_Required work_.
Look through the data below. Collect every line where the word "field" occurs.

_Records shown_.
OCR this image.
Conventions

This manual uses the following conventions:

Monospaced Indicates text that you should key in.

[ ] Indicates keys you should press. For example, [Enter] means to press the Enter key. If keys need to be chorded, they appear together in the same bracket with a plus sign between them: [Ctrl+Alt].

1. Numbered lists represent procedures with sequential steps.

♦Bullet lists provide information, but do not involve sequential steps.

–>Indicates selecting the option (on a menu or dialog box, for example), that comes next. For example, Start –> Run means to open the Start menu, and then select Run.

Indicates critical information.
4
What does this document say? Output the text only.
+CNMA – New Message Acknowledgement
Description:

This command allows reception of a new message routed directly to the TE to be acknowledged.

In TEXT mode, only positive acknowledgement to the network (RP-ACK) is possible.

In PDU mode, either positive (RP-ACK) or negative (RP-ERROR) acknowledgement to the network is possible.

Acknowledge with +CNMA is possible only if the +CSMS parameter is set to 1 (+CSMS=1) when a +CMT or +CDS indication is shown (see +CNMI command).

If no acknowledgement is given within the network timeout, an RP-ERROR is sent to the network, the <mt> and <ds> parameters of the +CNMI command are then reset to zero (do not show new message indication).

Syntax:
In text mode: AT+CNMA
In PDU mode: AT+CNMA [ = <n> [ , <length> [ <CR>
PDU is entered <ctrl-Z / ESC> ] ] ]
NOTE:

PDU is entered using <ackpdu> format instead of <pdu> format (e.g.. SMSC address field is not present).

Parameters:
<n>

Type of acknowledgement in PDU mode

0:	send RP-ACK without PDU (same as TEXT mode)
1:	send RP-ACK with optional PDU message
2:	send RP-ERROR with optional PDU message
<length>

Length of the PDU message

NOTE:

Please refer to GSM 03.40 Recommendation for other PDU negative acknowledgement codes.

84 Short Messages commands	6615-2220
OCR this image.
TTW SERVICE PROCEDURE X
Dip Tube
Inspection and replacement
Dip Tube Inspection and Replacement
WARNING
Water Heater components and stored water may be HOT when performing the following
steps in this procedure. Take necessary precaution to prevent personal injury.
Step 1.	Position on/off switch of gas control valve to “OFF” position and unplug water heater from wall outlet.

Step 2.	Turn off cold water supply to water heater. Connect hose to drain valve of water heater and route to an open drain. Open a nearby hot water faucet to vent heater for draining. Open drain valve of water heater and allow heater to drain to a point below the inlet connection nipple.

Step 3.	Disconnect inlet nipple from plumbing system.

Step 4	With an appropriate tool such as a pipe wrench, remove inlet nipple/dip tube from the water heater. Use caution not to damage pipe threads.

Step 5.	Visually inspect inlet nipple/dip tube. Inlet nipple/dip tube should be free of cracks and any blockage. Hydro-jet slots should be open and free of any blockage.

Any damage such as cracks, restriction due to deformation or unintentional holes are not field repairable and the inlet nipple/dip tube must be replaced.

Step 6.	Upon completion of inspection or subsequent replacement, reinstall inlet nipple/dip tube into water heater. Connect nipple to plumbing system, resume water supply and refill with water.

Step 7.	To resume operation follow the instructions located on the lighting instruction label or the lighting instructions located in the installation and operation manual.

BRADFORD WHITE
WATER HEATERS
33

==

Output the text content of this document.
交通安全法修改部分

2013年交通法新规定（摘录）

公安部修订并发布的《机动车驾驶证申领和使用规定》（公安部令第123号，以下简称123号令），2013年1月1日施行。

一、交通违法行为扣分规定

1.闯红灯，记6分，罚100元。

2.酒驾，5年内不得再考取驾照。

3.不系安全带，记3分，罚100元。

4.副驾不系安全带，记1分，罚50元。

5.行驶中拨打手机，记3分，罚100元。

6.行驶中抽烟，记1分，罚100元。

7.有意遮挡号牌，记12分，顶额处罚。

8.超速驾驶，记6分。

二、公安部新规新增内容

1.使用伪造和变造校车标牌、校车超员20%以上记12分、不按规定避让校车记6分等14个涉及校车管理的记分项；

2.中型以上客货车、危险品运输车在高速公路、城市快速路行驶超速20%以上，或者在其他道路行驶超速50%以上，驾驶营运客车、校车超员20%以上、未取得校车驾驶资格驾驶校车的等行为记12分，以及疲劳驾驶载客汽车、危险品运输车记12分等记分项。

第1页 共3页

* * *

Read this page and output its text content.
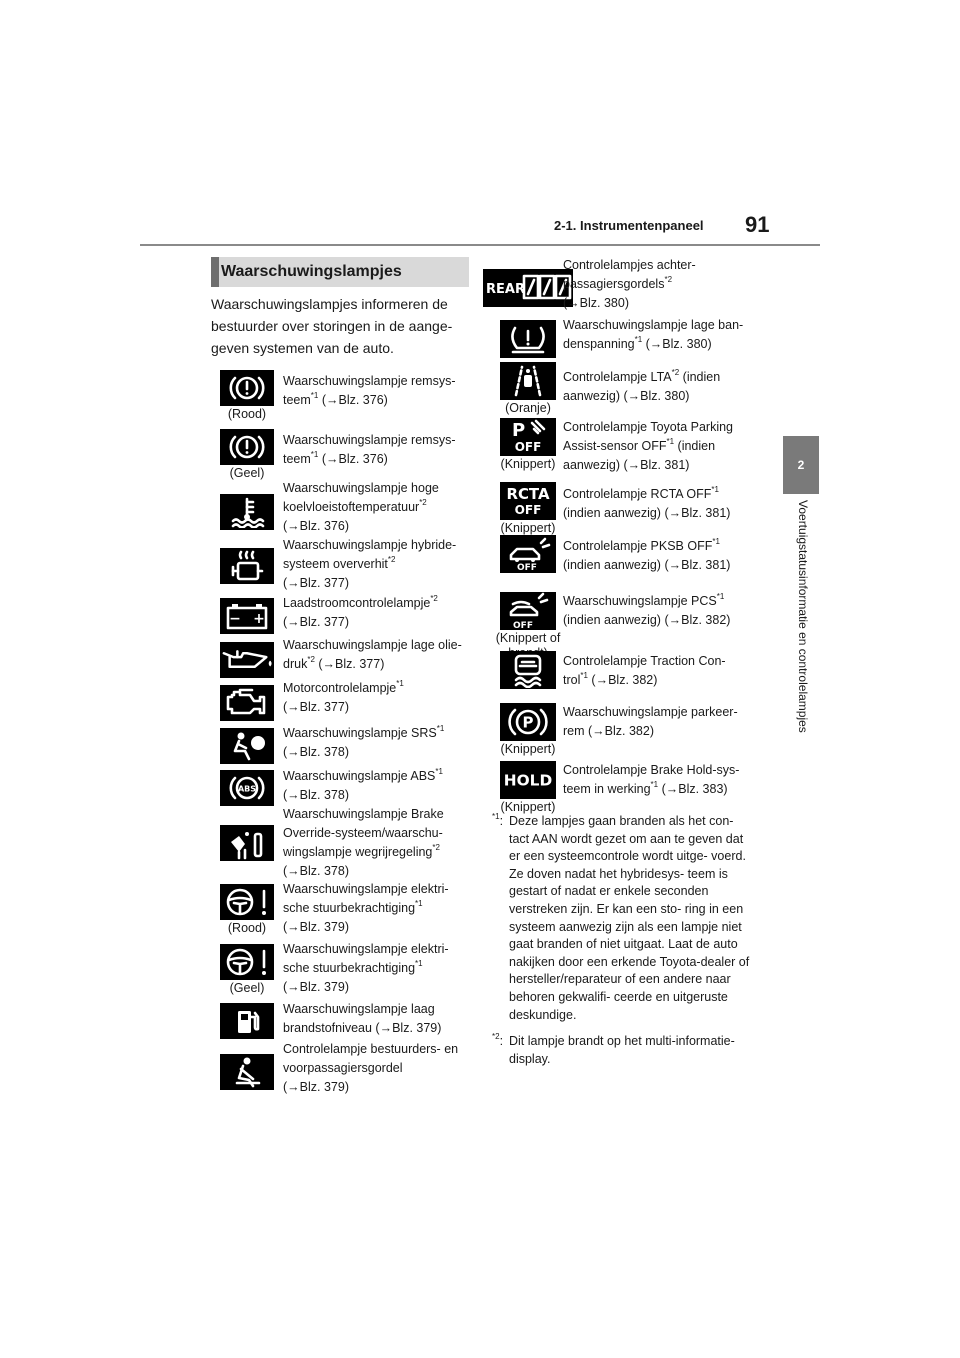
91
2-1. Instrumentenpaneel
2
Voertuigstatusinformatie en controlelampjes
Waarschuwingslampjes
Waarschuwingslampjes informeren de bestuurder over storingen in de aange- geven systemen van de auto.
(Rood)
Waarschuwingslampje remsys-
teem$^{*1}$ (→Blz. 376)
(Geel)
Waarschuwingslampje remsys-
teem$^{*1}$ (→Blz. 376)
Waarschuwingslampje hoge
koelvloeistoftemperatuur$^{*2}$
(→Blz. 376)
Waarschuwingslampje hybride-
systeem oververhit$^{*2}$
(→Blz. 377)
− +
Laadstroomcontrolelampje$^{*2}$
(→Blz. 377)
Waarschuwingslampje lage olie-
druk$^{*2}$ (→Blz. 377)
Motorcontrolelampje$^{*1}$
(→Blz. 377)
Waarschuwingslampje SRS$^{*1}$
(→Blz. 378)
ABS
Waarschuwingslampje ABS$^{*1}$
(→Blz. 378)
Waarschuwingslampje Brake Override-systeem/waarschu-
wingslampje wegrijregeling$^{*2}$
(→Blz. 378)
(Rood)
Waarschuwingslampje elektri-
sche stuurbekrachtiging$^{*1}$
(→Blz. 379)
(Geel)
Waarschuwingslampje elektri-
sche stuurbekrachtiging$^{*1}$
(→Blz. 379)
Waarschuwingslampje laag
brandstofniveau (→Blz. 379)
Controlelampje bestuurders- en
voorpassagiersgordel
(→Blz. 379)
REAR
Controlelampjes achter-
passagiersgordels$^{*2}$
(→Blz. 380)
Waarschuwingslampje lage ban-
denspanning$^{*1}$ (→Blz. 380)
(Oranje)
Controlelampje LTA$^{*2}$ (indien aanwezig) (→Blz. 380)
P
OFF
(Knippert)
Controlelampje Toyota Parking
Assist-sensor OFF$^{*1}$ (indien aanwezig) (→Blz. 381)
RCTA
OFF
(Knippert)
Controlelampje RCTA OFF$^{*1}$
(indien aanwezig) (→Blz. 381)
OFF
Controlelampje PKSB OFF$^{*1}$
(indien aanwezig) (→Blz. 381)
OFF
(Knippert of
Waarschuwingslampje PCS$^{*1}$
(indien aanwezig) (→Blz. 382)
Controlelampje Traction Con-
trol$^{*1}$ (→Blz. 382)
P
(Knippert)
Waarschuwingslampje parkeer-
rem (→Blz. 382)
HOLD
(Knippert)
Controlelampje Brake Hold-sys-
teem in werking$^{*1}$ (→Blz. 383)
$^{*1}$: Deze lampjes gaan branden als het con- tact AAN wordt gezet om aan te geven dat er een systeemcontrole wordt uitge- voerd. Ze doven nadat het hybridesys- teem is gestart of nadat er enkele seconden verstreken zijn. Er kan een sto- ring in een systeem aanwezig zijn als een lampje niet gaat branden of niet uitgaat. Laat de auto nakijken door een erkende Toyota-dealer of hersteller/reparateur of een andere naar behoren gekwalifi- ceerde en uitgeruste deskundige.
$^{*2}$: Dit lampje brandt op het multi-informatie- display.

_Written answer_.
PDU is entered using <ackpdu> format instead of <pdu> format (e.g.. SMSC address field is not present).
Any damage such as cracks, restriction due to deformation or unintentional holes are not field repairable and the inlet nipple/dip tube must be replaced.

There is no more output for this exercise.